begin
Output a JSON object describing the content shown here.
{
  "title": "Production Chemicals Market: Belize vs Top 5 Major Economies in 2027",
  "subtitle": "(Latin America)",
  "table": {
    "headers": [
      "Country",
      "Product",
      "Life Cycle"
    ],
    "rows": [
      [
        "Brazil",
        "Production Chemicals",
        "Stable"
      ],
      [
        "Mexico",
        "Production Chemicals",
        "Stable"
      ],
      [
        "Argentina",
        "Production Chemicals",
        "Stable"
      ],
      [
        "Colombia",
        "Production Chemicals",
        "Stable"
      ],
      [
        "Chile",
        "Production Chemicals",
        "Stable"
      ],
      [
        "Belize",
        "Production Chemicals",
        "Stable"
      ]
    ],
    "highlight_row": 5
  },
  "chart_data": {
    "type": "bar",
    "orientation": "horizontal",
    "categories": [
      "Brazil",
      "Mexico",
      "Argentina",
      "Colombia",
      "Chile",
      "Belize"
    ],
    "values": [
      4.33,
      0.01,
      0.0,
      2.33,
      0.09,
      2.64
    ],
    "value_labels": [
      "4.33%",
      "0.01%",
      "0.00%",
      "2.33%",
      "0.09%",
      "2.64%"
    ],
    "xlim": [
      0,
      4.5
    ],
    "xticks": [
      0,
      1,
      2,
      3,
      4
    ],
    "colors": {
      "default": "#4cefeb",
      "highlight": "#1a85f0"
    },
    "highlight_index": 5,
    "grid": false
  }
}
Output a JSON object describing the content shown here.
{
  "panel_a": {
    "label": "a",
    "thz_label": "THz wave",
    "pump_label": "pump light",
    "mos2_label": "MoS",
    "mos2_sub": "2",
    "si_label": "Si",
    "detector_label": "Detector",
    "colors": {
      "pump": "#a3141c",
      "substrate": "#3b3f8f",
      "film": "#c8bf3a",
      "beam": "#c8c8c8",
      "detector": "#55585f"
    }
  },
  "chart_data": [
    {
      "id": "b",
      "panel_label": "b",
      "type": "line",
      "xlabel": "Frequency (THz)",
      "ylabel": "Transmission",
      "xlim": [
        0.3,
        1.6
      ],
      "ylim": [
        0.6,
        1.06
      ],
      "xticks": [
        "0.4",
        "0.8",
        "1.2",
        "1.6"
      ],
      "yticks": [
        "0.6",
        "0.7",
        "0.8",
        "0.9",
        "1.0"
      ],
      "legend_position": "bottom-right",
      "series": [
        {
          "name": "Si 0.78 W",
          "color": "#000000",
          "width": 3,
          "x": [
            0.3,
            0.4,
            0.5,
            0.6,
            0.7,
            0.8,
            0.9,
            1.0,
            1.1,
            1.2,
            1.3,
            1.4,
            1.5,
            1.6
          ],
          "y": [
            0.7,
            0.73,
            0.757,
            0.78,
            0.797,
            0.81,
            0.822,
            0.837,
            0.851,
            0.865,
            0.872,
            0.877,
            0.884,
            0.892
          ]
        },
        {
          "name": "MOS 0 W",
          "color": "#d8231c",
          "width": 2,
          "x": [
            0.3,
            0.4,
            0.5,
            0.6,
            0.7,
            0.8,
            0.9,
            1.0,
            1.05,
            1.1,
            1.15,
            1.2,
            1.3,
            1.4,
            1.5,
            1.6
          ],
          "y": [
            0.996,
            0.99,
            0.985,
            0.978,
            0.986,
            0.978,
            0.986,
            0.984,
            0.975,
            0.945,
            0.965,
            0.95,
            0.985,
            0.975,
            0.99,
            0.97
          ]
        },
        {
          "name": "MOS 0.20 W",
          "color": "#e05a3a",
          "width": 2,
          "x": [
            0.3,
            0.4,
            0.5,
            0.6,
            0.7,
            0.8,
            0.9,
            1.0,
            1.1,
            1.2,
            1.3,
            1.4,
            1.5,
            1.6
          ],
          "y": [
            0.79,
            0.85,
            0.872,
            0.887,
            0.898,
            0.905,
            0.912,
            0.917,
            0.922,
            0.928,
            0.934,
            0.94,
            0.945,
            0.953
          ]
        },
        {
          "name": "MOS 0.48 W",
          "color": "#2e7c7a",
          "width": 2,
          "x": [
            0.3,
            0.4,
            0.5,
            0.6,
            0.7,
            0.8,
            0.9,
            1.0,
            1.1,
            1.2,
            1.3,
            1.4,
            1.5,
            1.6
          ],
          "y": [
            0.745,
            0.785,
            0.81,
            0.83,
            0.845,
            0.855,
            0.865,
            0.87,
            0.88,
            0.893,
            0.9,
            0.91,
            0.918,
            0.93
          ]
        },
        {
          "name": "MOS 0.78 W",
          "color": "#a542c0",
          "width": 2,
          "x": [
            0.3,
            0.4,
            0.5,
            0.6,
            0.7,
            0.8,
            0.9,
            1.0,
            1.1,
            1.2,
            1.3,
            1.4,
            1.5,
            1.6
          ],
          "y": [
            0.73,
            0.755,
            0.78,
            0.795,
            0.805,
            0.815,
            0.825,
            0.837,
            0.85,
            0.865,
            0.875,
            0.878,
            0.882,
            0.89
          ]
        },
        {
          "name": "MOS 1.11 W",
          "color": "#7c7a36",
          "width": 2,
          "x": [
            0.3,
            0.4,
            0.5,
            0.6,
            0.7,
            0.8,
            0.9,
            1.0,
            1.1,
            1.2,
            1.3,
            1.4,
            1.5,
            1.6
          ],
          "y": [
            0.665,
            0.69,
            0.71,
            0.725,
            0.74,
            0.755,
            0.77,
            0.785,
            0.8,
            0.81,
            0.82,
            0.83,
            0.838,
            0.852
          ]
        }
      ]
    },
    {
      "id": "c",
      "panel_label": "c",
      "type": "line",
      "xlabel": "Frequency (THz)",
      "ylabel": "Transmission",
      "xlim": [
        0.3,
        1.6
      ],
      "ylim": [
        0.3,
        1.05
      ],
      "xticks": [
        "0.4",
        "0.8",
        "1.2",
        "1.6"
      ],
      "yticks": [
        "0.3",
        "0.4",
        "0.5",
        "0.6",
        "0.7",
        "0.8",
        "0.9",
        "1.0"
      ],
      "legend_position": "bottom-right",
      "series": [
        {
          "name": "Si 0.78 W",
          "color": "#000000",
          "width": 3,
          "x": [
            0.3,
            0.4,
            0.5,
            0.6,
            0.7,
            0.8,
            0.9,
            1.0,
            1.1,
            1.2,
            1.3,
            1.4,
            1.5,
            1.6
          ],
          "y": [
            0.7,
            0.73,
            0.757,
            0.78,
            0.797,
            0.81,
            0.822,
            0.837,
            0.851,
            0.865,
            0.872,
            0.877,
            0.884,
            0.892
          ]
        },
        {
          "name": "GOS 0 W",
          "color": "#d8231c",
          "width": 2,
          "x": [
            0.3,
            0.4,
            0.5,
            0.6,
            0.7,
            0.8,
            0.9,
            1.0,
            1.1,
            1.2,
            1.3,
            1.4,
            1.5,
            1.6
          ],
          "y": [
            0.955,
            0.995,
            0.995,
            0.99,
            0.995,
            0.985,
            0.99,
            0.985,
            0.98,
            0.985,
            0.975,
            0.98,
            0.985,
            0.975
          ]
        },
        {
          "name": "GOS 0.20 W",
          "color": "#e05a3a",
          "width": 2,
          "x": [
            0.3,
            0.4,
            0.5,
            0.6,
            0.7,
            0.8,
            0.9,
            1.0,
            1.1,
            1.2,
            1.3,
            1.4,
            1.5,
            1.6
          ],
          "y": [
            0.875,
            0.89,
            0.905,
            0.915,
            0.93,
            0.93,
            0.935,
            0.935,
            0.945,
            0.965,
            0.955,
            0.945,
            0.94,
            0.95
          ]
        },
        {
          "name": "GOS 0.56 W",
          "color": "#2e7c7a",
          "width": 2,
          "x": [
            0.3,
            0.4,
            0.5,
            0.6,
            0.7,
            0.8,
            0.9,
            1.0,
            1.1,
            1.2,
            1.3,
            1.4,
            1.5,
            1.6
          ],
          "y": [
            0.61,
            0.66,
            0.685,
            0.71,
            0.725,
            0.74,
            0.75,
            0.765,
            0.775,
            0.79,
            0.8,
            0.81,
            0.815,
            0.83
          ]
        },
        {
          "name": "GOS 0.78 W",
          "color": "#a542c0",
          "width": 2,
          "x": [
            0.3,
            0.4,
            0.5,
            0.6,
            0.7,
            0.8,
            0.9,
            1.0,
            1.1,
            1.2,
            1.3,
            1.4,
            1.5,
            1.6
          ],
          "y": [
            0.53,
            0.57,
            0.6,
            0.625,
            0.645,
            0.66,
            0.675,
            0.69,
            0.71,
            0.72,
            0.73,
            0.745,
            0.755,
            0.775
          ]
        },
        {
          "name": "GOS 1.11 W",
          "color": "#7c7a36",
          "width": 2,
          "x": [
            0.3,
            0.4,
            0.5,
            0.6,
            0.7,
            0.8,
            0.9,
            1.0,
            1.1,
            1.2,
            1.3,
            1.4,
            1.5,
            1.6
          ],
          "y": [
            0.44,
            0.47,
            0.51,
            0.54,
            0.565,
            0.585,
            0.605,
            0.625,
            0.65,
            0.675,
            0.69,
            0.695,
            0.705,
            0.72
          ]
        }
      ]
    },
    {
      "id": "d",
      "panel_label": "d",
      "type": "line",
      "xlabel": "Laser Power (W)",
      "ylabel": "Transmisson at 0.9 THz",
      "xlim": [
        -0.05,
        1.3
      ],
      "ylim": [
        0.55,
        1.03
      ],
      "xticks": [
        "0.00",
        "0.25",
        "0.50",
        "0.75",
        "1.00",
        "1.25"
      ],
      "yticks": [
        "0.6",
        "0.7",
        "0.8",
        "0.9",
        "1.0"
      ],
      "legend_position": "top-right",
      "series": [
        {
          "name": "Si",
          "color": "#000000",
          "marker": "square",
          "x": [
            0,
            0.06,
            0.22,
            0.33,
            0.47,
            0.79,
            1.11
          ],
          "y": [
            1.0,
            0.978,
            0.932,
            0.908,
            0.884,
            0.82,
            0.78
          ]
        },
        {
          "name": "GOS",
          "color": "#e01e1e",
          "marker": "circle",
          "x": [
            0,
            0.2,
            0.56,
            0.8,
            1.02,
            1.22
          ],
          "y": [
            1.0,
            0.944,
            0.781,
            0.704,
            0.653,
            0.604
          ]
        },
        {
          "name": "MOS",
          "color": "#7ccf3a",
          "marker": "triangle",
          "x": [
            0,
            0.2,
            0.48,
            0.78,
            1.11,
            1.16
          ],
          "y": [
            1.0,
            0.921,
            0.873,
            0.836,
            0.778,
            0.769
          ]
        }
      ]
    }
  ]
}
end
▸ **The task**:
Collect each line of the entries that has the word "Belize", copying it in full.

▸ **Solution to the exercise**:
  "title": "Production Chemicals Market: Belize vs Top 5 Major Economies in 2027",
        "Belize",
      "Belize"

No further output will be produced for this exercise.